- **EXTRACTED MATERIAL**:
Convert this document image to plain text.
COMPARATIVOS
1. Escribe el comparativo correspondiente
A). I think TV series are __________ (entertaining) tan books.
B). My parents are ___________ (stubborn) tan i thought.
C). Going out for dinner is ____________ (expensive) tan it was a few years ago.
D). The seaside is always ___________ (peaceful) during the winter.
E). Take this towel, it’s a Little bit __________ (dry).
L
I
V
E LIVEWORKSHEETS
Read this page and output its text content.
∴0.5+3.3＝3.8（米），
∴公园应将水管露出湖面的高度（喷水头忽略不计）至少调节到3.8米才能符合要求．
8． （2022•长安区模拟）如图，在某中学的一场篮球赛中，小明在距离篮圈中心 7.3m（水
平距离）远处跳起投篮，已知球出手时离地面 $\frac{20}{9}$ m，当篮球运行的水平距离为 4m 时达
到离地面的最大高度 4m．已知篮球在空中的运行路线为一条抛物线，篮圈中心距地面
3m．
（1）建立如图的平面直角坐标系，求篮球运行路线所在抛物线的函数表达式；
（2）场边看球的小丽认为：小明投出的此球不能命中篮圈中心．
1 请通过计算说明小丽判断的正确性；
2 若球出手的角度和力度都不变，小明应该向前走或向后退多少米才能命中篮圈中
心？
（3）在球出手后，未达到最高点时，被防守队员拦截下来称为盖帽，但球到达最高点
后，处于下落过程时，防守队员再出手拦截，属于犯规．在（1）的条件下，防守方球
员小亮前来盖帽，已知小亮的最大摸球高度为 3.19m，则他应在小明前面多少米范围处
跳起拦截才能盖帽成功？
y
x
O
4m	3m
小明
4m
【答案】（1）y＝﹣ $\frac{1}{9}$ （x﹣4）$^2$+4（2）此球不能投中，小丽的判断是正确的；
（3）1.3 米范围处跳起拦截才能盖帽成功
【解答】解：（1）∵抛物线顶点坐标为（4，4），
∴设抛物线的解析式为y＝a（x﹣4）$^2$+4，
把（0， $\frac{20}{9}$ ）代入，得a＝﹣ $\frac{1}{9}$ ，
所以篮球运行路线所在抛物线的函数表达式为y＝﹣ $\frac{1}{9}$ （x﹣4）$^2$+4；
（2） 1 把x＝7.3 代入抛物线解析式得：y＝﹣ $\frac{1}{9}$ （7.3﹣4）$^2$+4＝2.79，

* * *

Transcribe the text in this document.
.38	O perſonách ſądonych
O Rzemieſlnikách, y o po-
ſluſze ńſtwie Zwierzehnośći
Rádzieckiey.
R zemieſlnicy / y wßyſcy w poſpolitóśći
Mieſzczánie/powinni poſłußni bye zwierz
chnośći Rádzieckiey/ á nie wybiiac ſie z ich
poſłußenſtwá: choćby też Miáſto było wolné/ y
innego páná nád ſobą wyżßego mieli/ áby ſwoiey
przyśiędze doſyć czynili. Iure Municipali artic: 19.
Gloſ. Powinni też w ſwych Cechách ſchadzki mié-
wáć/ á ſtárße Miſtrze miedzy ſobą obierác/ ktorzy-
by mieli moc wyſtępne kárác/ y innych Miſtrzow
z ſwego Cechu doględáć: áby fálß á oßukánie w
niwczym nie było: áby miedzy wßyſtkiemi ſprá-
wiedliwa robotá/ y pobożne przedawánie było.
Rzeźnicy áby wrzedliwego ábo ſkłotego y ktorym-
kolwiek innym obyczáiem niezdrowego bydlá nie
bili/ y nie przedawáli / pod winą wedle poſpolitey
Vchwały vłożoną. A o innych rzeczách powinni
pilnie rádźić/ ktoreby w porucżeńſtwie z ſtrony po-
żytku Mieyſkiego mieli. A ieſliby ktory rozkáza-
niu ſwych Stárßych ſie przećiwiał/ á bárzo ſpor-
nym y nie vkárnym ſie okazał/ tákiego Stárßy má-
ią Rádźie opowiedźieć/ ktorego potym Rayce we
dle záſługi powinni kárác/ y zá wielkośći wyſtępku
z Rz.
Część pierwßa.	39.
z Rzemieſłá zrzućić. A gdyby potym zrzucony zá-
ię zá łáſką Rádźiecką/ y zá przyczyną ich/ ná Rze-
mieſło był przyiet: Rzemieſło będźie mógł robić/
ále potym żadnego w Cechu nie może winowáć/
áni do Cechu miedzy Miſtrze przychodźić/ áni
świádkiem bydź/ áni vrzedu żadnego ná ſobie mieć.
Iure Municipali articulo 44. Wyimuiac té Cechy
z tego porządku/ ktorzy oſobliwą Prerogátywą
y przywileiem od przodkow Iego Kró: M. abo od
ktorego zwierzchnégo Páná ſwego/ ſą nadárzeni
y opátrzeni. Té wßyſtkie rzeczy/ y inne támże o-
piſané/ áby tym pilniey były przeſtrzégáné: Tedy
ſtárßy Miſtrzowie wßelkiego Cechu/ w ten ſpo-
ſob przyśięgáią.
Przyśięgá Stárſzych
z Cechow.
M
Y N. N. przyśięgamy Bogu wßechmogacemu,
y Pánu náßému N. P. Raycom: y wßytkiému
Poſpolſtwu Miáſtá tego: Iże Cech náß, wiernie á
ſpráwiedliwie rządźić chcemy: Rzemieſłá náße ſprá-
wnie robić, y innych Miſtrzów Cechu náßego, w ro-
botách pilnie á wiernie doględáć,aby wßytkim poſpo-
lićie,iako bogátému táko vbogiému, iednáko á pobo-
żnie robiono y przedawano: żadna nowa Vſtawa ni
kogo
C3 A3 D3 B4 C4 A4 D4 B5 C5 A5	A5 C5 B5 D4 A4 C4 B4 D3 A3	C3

...

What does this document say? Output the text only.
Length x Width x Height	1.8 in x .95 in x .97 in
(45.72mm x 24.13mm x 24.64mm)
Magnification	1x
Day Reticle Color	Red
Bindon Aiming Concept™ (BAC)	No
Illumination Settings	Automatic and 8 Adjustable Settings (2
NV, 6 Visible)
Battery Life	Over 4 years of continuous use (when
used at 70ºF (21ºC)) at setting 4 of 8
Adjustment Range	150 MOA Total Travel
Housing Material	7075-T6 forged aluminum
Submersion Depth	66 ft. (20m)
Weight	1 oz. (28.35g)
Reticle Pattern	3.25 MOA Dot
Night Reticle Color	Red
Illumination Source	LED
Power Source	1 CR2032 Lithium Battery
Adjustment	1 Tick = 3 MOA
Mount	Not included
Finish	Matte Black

- **WHAT TO WORK ON**: Considering only the records above, state the number of lines that include the word "mieli", with nothing added.

- **ANSWER IN FULL**: 3